[Recorded data]

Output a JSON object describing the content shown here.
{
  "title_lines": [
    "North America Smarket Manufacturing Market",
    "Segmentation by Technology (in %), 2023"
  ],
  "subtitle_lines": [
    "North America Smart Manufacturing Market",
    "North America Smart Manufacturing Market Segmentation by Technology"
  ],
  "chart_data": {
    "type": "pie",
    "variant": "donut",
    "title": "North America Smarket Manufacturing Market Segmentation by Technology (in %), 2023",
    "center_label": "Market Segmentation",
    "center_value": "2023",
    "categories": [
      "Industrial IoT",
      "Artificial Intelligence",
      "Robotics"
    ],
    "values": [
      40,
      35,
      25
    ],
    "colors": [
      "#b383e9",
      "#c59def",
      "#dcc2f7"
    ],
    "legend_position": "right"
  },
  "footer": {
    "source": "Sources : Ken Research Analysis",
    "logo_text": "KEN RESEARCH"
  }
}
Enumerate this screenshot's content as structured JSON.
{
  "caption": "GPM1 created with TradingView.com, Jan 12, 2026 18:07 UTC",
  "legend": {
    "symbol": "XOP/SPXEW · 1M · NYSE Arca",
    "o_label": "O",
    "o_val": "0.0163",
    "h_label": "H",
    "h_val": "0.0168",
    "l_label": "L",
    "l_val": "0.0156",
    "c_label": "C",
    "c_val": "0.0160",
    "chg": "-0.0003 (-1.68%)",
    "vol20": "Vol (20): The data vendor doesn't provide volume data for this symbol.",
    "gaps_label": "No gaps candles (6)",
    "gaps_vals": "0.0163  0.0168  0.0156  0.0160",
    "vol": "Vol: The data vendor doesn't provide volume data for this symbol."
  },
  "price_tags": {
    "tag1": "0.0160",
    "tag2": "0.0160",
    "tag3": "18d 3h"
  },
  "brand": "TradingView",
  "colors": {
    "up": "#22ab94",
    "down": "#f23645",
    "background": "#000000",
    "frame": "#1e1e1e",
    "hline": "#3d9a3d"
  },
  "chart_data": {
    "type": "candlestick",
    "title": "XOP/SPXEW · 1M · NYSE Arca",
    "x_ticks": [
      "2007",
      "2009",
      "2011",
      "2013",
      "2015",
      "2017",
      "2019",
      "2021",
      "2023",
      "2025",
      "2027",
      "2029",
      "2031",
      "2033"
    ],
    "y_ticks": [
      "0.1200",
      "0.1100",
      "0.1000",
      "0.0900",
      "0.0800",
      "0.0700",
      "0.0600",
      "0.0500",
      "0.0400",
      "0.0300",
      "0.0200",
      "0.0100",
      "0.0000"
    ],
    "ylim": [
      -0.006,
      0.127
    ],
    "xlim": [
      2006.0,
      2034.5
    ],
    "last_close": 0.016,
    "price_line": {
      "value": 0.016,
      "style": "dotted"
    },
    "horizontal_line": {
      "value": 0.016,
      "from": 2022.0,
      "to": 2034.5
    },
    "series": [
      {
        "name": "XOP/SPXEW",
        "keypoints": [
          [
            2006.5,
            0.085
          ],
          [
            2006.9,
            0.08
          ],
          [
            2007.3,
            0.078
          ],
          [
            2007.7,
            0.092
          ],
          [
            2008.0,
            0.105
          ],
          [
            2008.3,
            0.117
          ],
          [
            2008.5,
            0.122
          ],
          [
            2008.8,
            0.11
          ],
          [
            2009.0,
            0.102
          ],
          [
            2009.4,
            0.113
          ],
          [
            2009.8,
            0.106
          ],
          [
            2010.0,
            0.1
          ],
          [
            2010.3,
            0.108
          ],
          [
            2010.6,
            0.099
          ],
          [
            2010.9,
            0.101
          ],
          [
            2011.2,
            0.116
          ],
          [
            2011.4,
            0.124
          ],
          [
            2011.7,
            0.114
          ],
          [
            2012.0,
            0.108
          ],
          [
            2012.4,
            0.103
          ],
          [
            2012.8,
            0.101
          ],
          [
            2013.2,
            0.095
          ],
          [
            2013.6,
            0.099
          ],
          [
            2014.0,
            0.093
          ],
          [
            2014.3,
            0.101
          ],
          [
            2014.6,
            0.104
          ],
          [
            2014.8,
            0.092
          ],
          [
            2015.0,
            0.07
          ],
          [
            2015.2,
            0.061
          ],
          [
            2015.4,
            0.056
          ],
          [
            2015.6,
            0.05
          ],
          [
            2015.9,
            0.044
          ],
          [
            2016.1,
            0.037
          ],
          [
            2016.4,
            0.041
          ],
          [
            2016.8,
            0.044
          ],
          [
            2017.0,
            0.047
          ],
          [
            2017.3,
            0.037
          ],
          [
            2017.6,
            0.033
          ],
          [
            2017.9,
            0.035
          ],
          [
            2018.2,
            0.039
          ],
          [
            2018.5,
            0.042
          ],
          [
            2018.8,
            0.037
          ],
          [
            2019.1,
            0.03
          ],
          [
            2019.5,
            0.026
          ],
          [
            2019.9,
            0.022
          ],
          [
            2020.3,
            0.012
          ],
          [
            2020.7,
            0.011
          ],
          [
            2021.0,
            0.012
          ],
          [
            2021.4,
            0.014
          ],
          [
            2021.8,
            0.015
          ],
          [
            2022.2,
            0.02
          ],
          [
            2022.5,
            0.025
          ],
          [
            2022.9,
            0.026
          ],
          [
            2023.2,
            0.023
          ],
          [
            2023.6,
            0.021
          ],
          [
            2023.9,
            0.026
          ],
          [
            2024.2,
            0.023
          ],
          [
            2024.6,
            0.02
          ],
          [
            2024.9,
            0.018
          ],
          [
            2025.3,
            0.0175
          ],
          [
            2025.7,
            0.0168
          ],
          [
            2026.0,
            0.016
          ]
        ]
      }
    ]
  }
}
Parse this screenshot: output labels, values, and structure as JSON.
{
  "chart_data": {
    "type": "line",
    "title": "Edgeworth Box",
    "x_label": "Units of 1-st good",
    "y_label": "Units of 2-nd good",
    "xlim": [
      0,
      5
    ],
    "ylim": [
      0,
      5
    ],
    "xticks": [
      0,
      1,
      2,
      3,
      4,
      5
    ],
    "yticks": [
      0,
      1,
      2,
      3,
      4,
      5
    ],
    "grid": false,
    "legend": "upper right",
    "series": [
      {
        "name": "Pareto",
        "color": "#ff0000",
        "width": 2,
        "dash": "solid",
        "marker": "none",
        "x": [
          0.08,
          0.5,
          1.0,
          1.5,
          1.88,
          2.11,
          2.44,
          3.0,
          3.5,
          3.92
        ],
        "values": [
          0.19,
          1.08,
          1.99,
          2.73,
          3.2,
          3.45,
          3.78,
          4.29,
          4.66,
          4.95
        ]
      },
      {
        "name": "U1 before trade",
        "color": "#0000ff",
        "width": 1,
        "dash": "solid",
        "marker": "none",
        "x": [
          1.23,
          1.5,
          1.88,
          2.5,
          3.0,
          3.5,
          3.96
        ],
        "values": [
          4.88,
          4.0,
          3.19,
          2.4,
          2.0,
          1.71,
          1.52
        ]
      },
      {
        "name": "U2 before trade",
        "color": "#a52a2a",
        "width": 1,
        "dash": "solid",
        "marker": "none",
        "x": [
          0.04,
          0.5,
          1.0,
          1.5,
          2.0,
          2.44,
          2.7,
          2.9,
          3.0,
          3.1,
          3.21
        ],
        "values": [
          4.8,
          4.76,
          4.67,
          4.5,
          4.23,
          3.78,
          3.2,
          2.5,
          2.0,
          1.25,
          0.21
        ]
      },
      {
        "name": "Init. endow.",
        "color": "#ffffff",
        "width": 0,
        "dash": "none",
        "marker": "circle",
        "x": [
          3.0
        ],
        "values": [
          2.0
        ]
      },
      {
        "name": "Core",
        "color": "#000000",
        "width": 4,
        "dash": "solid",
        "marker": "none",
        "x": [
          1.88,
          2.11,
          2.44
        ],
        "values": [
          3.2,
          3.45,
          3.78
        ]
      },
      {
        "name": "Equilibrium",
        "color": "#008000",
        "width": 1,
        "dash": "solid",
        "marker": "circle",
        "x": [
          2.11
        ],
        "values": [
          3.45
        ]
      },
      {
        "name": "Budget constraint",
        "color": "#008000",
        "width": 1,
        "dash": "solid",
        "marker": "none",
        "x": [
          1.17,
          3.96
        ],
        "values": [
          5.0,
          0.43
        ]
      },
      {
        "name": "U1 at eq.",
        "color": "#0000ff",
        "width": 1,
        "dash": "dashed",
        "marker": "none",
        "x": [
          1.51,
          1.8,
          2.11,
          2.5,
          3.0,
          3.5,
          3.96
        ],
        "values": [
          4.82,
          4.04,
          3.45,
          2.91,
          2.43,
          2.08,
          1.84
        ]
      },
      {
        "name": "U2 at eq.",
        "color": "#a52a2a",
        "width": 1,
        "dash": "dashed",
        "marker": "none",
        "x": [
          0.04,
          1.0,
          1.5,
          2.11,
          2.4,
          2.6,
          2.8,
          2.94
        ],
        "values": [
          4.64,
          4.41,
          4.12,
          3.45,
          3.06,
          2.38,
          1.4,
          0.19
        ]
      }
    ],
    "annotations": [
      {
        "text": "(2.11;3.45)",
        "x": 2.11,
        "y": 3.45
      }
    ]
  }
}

== Short task ==
Pick out lines containing the word "SPXEW", each one as written.

== Reply to the exercise ==
    "symbol": "XOP/SPXEW · 1M · NYSE Arca",
    "title": "XOP/SPXEW · 1M · NYSE Arca",
        "name": "XOP/SPXEW",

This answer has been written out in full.